(Stored entries)
******

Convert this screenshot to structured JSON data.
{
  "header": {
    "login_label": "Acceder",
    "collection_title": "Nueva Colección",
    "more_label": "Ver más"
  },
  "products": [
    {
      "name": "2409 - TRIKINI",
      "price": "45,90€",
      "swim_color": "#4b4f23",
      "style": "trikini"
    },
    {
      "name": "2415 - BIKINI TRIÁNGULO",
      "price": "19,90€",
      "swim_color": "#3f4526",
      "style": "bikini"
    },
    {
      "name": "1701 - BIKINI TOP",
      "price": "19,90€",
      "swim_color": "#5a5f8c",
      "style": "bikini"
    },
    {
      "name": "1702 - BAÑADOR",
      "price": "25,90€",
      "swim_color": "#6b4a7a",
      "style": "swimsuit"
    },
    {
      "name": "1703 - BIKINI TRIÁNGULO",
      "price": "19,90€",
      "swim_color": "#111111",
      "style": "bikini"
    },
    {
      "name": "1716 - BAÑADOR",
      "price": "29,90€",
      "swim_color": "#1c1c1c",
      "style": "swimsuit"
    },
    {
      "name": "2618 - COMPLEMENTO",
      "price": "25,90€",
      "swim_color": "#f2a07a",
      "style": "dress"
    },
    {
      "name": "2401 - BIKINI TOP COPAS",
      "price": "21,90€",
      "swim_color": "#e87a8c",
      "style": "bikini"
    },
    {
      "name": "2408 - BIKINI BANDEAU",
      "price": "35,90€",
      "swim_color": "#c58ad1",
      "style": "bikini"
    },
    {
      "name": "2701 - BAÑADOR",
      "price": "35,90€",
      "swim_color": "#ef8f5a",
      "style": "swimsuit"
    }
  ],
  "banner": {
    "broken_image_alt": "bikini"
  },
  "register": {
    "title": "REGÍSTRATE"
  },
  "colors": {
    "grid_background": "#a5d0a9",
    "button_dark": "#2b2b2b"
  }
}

******

# Problem statement:
Give an exact copy of all the data shown above.

# Answer to the problem:
Convert this screenshot to structured JSON data.
{
  "header": {
    "login_label": "Acceder",
    "collection_title": "Nueva Colección",
    "more_label": "Ver más"
  },
  "products": [
    {
      "name": "2409 - TRIKINI",
      "price": "45,90€",
      "swim_color": "#4b4f23",
      "style": "trikini"
    },
    {
      "name": "2415 - BIKINI TRIÁNGULO",
      "price": "19,90€",
      "swim_color": "#3f4526",
      "style": "bikini"
    },
    {
      "name": "1701 - BIKINI TOP",
      "price": "19,90€",
      "swim_color": "#5a5f8c",
      "style": "bikini"
    },
    {
      "name": "1702 - BAÑADOR",
      "price": "25,90€",
      "swim_color": "#6b4a7a",
      "style": "swimsuit"
    },
    {
      "name": "1703 - BIKINI TRIÁNGULO",
      "price": "19,90€",
      "swim_color": "#111111",
      "style": "bikini"
    },
    {
      "name": "1716 - BAÑADOR",
      "price": "29,90€",
      "swim_color": "#1c1c1c",
      "style": "swimsuit"
    },
    {
      "name": "2618 - COMPLEMENTO",
      "price": "25,90€",
      "swim_color": "#f2a07a",
      "style": "dress"
    },
    {
      "name": "2401 - BIKINI TOP COPAS",
      "price": "21,90€",
      "swim_color": "#e87a8c",
      "style": "bikini"
    },
    {
      "name": "2408 - BIKINI BANDEAU",
      "price": "35,90€",
      "swim_color": "#c58ad1",
      "style": "bikini"
    },
    {
      "name": "2701 - BAÑADOR",
      "price": "35,90€",
      "swim_color": "#ef8f5a",
      "style": "swimsuit"
    }
  ],
  "banner": {
    "broken_image_alt": "bikini"
  },
  "register": {
    "title": "REGÍSTRATE"
  },
  "colors": {
    "grid_background": "#a5d0a9",
    "button_dark": "#2b2b2b"
  }
}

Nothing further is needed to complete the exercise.